Alegorias dramáticas do herói romântico (Parte 4)
Por Leonardo de Magalhaens
© Alexandre Marie. Byron é Don Juan com Haidee, 1831. |
Don Juan, herói byroniano em questão
Este é um extenso poema – incompleto – em 16 Cantos, sendo escrito de setembro
de 1818 a maço de 1824, e alguns críticos consideram como uma amostra do
amadurecimento do Poeta que assume um tom irônico diante do herói romântico.
Herói que a própria obra de Byron ajudara a difundir por toda a Europa letrada,
e daí até as colônias europeias.
Em Don Juan evidencia-se
(tal qual nos primeiros Cantos de Childe
Harold) a destilação (e fermentação) das tantas leituras e vivências –
nesta ordem – do Poeta, em suas viagens pela Europa continental. Principalmente
o Mediterrâneo, onde se destacam a Itália – ainda não unificada – e a Grécia –
dominada pelos otomanos.
Vários autores recebem referência – positiva e negativamente – tais como
Homero, Safo, Aristóteles, Juvenal, Horácio, Virgilio, Longinus, Santo
Agostinho, Calderón, Shakespeare, Bacon, Congreve, Walter Scott, J. Milton,
Dryde, Pope, Wordsworth, Coleridge, Southey, Sotheby, Moore, dentre outros.
Vê-se bem o 'cânone' do Bardo romântico. E o Eu-lírico não perde uma
oportunidade de citar um autor clássico ou da época – 'mania' que veio a
contaminar o 'influenciado' Álvares de Azevedo.
O Eu-lírico narrador apresenta o herói, o protagonista, um hidalgo hispânico,
que descende de uma nobre linhagem. A nobreza de nascimento significa nobreza
de caráter? Veremos. A Obra e o Leitor são situados na própria narrativa. Situa
a voz que narra, situa o poema enquanto 'épico', a estrutura – dividido em doze
cantos (enquanto a narrativa se interrompe no 17º) – com muitas aventuras e
peripécias. Tudo o que promete um 'romance picaresco' (na melhor tradição que
contextualiza um “Don Quixote”)

O que fazer:
a: Responda com base no texto sobre Don Juan:
(i) Que dois lugares do Mediterrâneo o texto destaca nas viagens do Poeta?
(ii) Qual autor, segundo o texto, foi contaminado pela "mania" de citar autores?
(iii) Como o narrador apresenta o protagonista?
b: Retome o texto sobre Don Juan no ponto em que ele para e dê continuidade a ele.
Os itens que aparecem depois deste texto são um material independente.

Dados fornecidos:

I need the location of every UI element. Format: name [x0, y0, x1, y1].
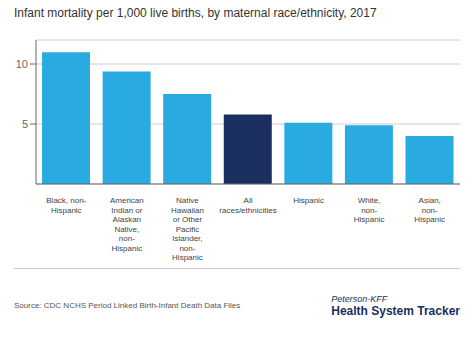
html-text:Infant mortality per 1,000 liv: Infant mortality per 1,000 live births, …	[14, 6, 377, 20]
html-text:Source: CDC NCHS Period Linked: Source: CDC NCHS Period Linked Birth-Inf…	[14, 301, 241, 310]
svg-text:10: 10	[16, 58, 28, 70]
svg-text:Asian,non-Hispanic: Asian,non-Hispanic	[414, 196, 445, 224]
html-text:Peterson-KFF: Peterson-KFF	[331, 293, 388, 304]
svg-text:5: 5	[22, 118, 28, 130]
svg-text:Allraces/ethnicities: Allraces/ethnicities	[219, 196, 276, 215]
svg-text:NativeHawaiianor OtherPacificI: NativeHawaiianor OtherPacificIslander,no…	[171, 196, 204, 262]
html-text:Health System Tracker: Health System Tracker	[331, 303, 460, 318]
svg-text:Black, non-Hispanic: Black, non-Hispanic	[46, 196, 86, 215]
svg-text:White,non-Hispanic: White,non-Hispanic	[354, 196, 385, 224]
svg-text:Hispanic: Hispanic	[293, 196, 324, 205]
svg-text:AmericanIndian orAlaskanNative: AmericanIndian orAlaskanNative,non-Hispa…	[110, 196, 144, 253]
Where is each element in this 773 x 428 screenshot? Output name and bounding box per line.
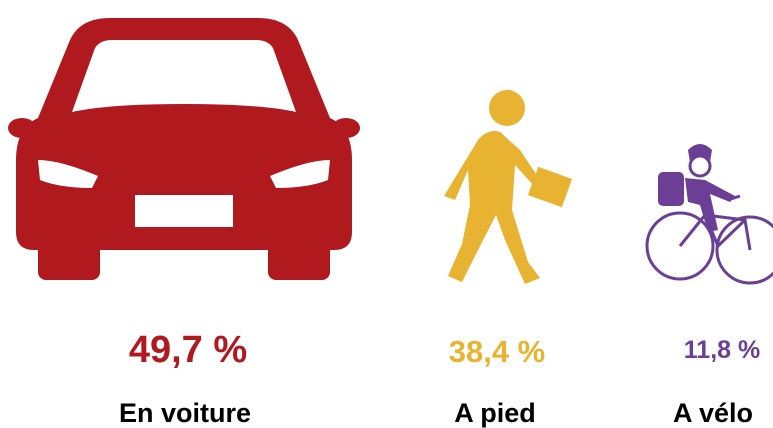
label-bike: A vélo: [673, 398, 753, 428]
walker-icon: [444, 90, 573, 284]
car-icon: [8, 18, 360, 280]
label-walk: A pied: [454, 398, 536, 428]
value-car: 49,7 %: [129, 329, 247, 371]
value-bike: 11,8 %: [684, 336, 760, 364]
value-walk: 38,4 %: [449, 334, 546, 369]
cyclist-icon: [645, 144, 773, 285]
label-car: En voiture: [119, 398, 251, 428]
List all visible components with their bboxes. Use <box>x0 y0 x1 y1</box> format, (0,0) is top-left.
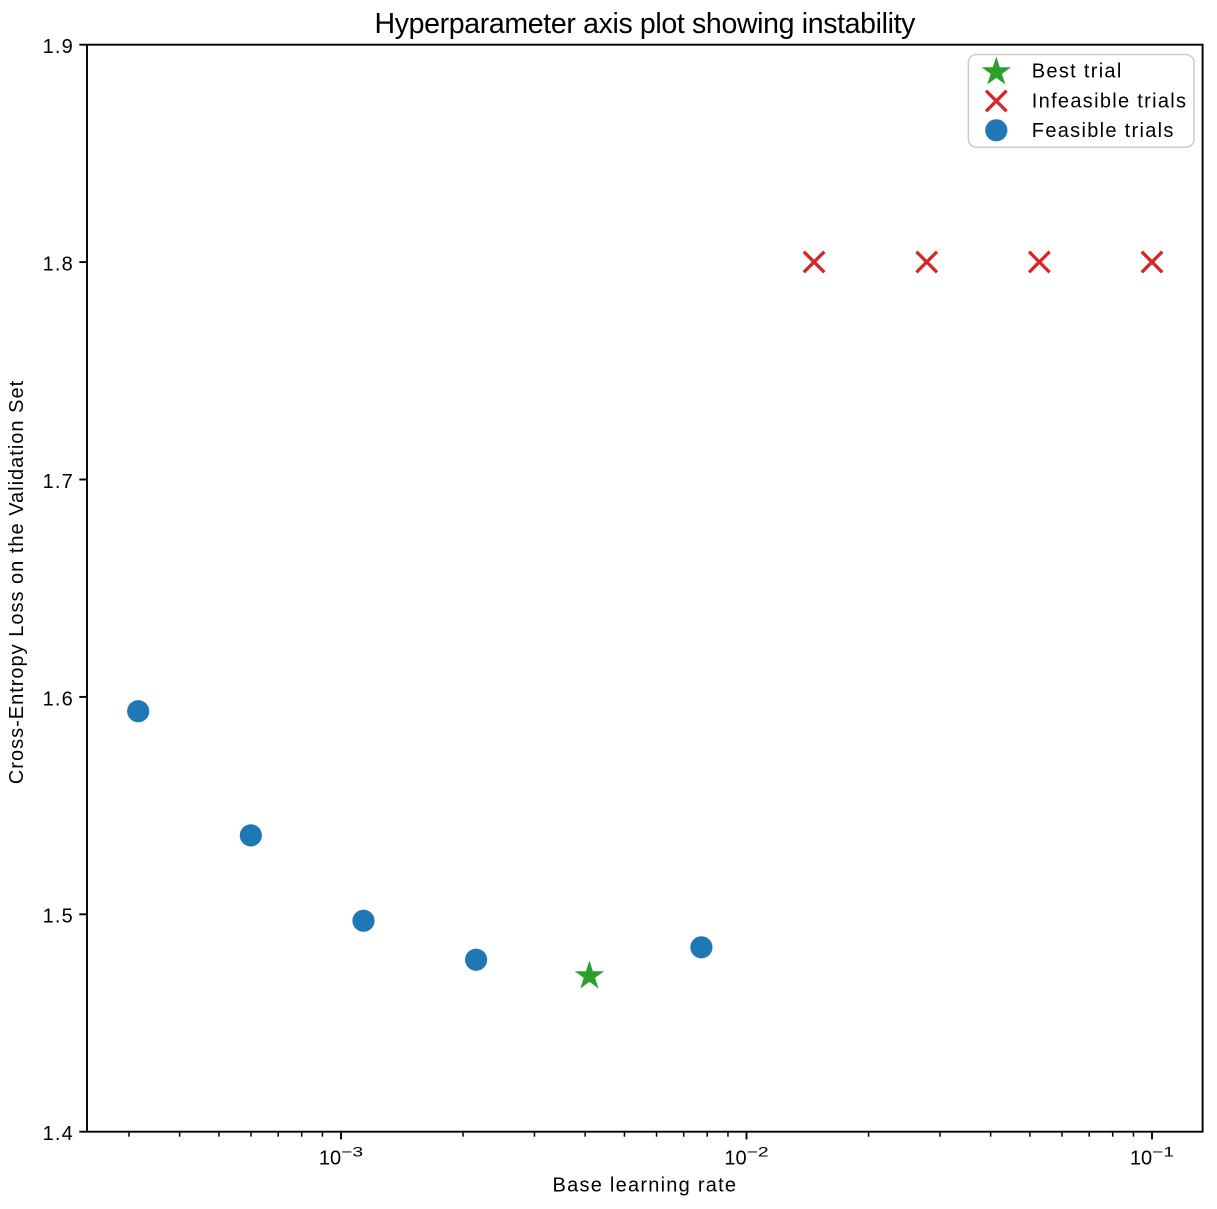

As respostas:
a:
(i) A Itália, ainda não unificada, e a Grécia, dominada pelos otomanos.
(ii) Álvares de Azevedo.
(iii) Como um hidalgo hispânico que descende de uma nobre linhagem.

b:
Mas o Poeta despreza a Prosa tanto quanto despreza os 'clássicos' – desejar
“substituir todos os que vieram antes”. Ou seja, o Autor não espera a
autoridade de terceiros, de 'grande clássicos'. Cada poeta inventa suas
próprias regras ('que ninguém sabe'). Aqui o romântico se liberta dos clássicos
– mesmo a conservar a métrica, a rima, o verso, a estrofe. (Mesmo os
pós-românticos, o simbolista Baudelaire, e o surrealista Rimbaud, preservam o
uso do soneto e das demais formas clássicas.)
My poem 's epic, and is meant to be
Divided in twelve books; each book containing,
With love, and war, a heavy gale at sea,
A list of ships, and captains, and kings reigning,
New characters; the episodes are three:
A panoramic view of hell 's in training,
After the style of Virgil and of Homer,
So that my name of Epic 's no misnomer. (CC)
(“Meu poema é épico, e pretende ser / Dividido em doze; cada livro contendo, /
Com amor, e guerra, um temporal no mar. / Uma lista de navios, capitães, reins
reinantes / Novas personagens; os episódios são três: / Uma panorâmica visão do
inferno em processo, / Após o estilo de Virgílio e de Homero, / Assim que meu
nome de Épico não é equivocada.” CC, LdeM)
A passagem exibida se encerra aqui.